## START Records for this exercise

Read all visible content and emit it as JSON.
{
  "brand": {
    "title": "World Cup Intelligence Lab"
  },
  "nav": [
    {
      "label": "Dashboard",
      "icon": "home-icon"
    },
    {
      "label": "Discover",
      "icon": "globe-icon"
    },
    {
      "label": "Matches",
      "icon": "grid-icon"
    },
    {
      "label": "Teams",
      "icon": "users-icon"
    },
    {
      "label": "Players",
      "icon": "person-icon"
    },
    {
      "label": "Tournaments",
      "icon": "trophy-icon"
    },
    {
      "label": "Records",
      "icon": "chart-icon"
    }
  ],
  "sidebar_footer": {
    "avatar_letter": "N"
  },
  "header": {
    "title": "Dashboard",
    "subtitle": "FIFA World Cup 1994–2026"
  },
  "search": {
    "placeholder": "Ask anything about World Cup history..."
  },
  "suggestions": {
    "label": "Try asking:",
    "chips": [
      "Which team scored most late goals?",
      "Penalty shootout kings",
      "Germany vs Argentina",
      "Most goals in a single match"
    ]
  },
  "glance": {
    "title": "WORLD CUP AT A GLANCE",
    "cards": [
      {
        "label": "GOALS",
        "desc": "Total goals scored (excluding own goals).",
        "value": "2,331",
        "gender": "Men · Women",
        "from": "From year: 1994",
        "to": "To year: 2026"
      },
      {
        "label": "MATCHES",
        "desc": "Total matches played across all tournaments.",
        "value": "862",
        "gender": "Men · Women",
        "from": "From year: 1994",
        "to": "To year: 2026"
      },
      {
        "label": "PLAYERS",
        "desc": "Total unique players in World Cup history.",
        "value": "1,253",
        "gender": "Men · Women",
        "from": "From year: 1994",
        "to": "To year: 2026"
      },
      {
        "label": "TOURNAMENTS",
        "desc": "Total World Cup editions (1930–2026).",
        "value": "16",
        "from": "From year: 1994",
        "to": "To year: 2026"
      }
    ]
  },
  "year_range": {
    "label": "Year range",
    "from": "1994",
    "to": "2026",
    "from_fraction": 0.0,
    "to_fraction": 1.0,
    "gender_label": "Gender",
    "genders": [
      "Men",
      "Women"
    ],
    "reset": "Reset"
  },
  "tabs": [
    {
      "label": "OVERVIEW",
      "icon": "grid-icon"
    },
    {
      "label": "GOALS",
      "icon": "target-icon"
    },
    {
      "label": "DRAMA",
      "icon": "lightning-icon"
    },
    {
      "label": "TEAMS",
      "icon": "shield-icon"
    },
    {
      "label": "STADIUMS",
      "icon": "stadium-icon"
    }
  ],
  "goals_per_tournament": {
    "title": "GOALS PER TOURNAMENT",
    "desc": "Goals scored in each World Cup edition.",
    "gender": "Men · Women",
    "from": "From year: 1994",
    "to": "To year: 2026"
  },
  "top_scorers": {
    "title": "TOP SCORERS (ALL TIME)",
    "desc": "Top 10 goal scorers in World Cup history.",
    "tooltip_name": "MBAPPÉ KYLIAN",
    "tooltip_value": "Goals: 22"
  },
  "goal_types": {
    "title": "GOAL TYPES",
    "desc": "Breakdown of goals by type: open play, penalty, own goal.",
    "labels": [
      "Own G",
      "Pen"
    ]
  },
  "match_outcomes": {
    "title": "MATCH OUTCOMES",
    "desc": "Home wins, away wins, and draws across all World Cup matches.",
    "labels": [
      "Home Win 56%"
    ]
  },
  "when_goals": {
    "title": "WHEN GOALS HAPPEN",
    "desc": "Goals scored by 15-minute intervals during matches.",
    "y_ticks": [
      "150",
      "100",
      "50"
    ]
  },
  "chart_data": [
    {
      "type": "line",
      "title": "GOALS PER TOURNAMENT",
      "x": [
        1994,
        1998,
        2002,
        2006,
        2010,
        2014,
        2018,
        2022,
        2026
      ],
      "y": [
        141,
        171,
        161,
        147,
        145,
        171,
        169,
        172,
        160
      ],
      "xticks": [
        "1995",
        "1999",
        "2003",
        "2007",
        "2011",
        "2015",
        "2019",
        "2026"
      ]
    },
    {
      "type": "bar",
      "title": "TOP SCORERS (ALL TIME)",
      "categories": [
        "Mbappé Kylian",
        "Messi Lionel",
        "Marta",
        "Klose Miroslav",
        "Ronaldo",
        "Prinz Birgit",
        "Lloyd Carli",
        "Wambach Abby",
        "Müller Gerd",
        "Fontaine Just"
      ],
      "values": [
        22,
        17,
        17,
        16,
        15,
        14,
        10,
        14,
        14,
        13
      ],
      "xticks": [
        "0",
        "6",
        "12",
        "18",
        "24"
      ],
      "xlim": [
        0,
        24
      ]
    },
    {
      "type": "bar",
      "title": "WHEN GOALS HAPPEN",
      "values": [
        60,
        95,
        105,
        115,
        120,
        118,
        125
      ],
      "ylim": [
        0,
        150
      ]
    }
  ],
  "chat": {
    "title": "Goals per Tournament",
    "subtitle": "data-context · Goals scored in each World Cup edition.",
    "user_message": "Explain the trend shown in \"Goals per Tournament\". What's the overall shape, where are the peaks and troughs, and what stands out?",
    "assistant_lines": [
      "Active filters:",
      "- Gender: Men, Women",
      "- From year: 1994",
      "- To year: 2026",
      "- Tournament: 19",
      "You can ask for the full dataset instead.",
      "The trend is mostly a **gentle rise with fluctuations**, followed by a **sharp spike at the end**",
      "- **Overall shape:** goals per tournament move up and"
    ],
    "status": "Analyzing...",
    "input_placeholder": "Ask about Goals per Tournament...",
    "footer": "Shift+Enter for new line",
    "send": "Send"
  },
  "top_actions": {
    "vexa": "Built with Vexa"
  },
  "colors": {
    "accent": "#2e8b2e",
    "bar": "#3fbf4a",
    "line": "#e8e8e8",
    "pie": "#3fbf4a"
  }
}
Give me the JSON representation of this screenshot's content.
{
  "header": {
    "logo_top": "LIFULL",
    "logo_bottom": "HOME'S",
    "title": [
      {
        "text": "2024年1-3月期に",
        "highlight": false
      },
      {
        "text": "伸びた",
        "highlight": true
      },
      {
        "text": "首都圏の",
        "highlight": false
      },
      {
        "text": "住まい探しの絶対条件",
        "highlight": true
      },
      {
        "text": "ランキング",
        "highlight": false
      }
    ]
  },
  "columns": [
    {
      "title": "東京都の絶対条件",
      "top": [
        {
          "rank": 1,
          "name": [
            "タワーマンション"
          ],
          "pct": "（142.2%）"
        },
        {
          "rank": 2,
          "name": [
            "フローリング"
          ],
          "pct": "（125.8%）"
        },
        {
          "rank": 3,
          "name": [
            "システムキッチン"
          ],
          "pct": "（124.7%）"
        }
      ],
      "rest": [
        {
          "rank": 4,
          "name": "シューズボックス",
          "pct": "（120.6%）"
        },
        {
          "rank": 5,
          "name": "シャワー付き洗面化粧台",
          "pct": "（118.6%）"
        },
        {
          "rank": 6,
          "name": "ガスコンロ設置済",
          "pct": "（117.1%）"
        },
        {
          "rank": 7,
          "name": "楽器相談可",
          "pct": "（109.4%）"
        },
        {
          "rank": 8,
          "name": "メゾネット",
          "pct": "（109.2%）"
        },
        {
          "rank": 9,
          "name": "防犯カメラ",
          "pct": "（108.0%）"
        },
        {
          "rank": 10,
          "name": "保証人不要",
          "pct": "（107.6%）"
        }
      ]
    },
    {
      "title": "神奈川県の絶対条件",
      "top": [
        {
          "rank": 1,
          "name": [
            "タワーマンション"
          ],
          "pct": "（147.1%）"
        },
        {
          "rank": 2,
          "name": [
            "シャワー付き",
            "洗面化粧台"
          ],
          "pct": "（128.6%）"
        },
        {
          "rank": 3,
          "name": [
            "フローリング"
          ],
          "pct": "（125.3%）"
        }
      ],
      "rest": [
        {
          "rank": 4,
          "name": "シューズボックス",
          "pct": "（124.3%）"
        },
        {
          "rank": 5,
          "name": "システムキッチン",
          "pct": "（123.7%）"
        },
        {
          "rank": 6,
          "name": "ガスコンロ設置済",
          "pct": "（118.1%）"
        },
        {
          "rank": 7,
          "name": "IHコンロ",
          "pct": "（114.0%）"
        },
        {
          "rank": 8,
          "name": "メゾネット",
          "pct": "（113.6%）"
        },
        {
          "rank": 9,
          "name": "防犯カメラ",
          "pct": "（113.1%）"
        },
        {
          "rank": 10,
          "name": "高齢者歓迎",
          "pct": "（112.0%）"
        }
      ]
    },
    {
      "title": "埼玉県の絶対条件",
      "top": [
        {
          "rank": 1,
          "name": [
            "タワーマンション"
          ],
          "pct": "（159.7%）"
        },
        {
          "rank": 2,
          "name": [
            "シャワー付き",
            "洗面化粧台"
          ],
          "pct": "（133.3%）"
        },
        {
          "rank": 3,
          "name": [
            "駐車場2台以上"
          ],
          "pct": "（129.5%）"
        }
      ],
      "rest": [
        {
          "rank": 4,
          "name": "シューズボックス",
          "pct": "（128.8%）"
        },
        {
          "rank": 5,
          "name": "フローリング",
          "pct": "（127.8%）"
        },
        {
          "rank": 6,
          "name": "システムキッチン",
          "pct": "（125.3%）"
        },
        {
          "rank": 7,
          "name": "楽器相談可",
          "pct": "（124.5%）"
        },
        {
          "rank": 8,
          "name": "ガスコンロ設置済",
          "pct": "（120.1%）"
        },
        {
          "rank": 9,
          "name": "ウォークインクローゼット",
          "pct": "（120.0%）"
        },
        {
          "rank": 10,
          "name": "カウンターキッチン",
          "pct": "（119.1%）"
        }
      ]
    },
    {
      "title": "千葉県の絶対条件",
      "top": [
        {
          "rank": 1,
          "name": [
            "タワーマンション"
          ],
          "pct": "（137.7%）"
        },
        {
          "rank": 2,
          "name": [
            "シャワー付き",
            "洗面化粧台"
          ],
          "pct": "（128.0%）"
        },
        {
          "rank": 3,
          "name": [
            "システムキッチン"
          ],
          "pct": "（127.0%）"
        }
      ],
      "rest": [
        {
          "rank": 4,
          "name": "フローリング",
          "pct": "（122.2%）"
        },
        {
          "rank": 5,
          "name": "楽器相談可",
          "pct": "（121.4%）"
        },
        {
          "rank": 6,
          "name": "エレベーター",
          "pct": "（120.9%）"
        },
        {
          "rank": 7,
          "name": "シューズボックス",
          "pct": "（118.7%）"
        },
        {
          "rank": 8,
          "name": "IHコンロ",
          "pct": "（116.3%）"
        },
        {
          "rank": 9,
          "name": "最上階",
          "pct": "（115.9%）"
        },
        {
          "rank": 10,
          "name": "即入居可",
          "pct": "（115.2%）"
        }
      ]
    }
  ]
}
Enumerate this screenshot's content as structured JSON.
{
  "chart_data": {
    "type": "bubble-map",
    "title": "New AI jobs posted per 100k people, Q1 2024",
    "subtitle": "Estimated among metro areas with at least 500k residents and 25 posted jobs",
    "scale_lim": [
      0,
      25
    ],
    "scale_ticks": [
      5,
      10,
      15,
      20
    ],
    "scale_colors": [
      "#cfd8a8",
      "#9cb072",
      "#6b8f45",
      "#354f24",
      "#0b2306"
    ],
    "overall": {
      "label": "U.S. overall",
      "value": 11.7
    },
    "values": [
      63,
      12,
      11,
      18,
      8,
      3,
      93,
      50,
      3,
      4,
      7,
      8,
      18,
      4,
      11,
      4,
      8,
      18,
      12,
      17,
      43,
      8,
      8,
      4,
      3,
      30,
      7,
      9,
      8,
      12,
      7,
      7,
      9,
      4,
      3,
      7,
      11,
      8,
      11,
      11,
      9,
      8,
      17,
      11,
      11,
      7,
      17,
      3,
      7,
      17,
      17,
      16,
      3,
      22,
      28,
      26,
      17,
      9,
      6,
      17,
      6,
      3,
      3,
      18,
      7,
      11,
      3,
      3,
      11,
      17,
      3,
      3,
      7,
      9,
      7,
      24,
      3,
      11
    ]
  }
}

## END Records for this exercise

## Direction
Filter the records above for "jobs" and copy every matching line.

## Answer in full
    "title": "New AI jobs posted per 100k people, Q1 2024",
    "subtitle": "Estimated among metro areas with at least 500k residents and 25 posted jobs",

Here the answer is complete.